What the task asks: Quote the listing below in full and exactly as written, but omit every picture.

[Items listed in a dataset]
....

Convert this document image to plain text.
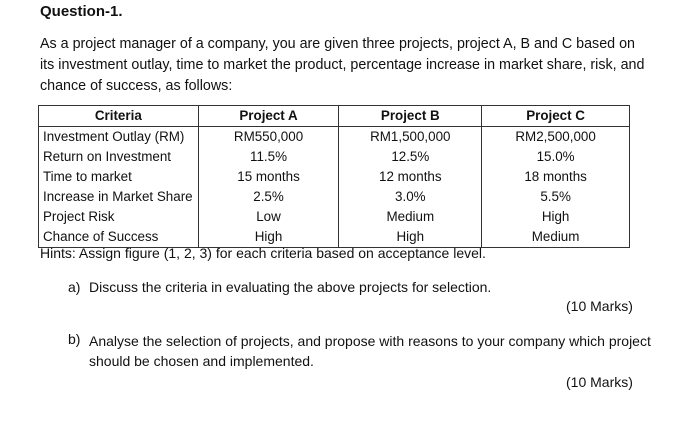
Question-1.

As a project manager of a company, you are given three projects, project A, B and C based on its investment outlay, time to market the product, percentage increase in market share, risk, and chance of success, as follows:

Criteria	Project A	Project B	Project C
Investment Outlay (RM)	RM550,000	RM1,500,000	RM2,500,000
Return on Investment	11.5%	12.5%	15.0%
Time to market	15 months	12 months	18 months
Increase in Market Share	2.5%	3.0%	5.5%
Project Risk	Low	Medium	High
Chance of Success	High	High	Medium
Hints: Assign figure (1, 2, 3) for each criteria based on acceptance level.
a) Discuss the criteria in evaluating the above projects for selection.
(10 Marks)
b) Analyse the selection of projects, and propose with reasons to your company which project should be chosen and implemented.

(10 Marks)
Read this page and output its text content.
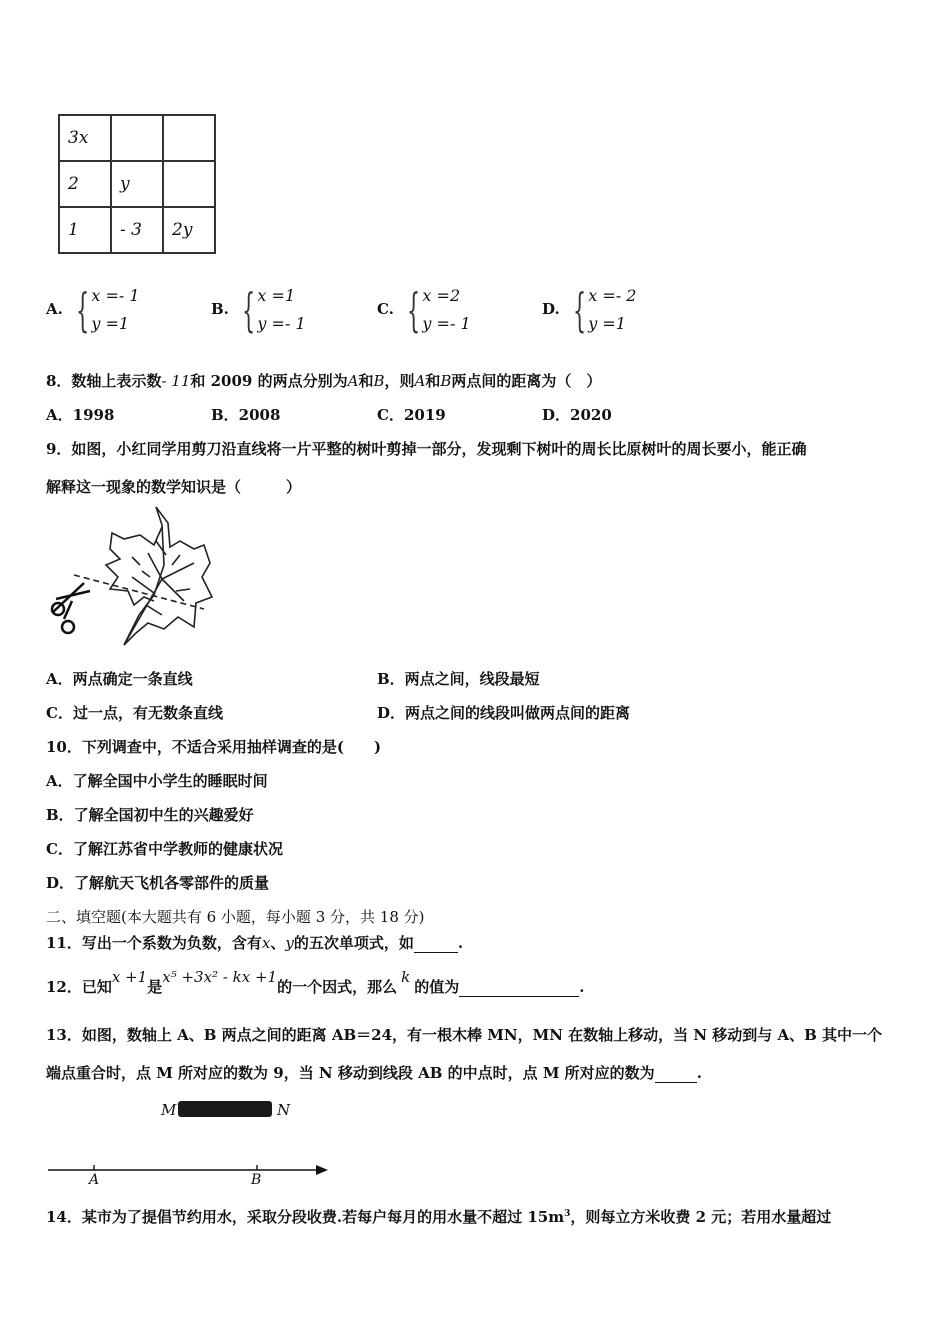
3x		
2	y	
1	- 3	2y
A. { x =- 1
y =1
B. { x =1
y =- 1
C. { x =2
y =- 1
D. { x =- 2
y =1
8．数轴上表示数- 11和 2009 的两点分别为A和B，则A和B两点间的距离为（　）
A．1998	B．2008	C．2019	D．2020
9．如图，小红同学用剪刀沿直线将一片平整的树叶剪掉一部分，发现剩下树叶的周长比原树叶的周长要小，能正确
解释这一现象的数学知识是（　　　）
A．两点确定一条直线	B．两点之间，线段最短
C．过一点，有无数条直线	D．两点之间的线段叫做两点间的距离
10．下列调查中，不适合采用抽样调查的是(　　)
A．了解全国中小学生的睡眠时间
B．了解全国初中生的兴趣爱好
C．了解江苏省中学教师的健康状况
D．了解航天飞机各零部件的质量
二、填空题(本大题共有 6 小题，每小题 3 分，共 18 分)
11．写出一个系数为负数，含有x、y的五次单项式，如	.
12．已知x +1是x⁵ +3x² - kx +1的一个因式，那么k的值为	.
13．如图，数轴上 A、B 两点之间的距离 AB＝24，有一根木棒 MN，MN 在数轴上移动，当 N 移动到与 A、B 其中一个
端点重合时，点 M 所对应的数为 9，当 N 移动到线段 AB 的中点时，点 M 所对应的数为	.
M	N
A	B
14．某市为了提倡节约用水，采取分段收费.若每户每月的用水量不超过 $15m^3$，则每立方米收费 2 元；若用水量超过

....

Written response:
Convert this document image to plain text.
Question-1.

As a project manager of a company, you are given three projects, project A, B and C based on its investment outlay, time to market the product, percentage increase in market share, risk, and chance of success, as follows:

Criteria	Project A	Project B	Project C
Investment Outlay (RM)	RM550,000	RM1,500,000	RM2,500,000
Return on Investment	11.5%	12.5%	15.0%
Time to market	15 months	12 months	18 months
Increase in Market Share	2.5%	3.0%	5.5%
Project Risk	Low	Medium	High
Chance of Success	High	High	Medium
Hints: Assign figure (1, 2, 3) for each criteria based on acceptance level.
a) Discuss the criteria in evaluating the above projects for selection.
(10 Marks)
b) Analyse the selection of projects, and propose with reasons to your company which project should be chosen and implemented.

(10 Marks)
Read this page and output its text content.
3x		
2	y	
1	- 3	2y
A. { x =- 1
y =1
B. { x =1
y =- 1
C. { x =2
y =- 1
D. { x =- 2
y =1
8．数轴上表示数- 11和 2009 的两点分别为A和B，则A和B两点间的距离为（　）
A．1998	B．2008	C．2019	D．2020
9．如图，小红同学用剪刀沿直线将一片平整的树叶剪掉一部分，发现剩下树叶的周长比原树叶的周长要小，能正确
解释这一现象的数学知识是（　　　）
A．两点确定一条直线	B．两点之间，线段最短
C．过一点，有无数条直线	D．两点之间的线段叫做两点间的距离
10．下列调查中，不适合采用抽样调查的是(　　)
A．了解全国中小学生的睡眠时间
B．了解全国初中生的兴趣爱好
C．了解江苏省中学教师的健康状况
D．了解航天飞机各零部件的质量
二、填空题(本大题共有 6 小题，每小题 3 分，共 18 分)
11．写出一个系数为负数，含有x、y的五次单项式，如	.
12．已知x +1是x⁵ +3x² - kx +1的一个因式，那么k的值为	.
13．如图，数轴上 A、B 两点之间的距离 AB＝24，有一根木棒 MN，MN 在数轴上移动，当 N 移动到与 A、B 其中一个
端点重合时，点 M 所对应的数为 9，当 N 移动到线段 AB 的中点时，点 M 所对应的数为	.
M	N
A	B
14．某市为了提倡节约用水，采取分段收费.若每户每月的用水量不超过 $15m^3$，则每立方米收费 2 元；若用水量超过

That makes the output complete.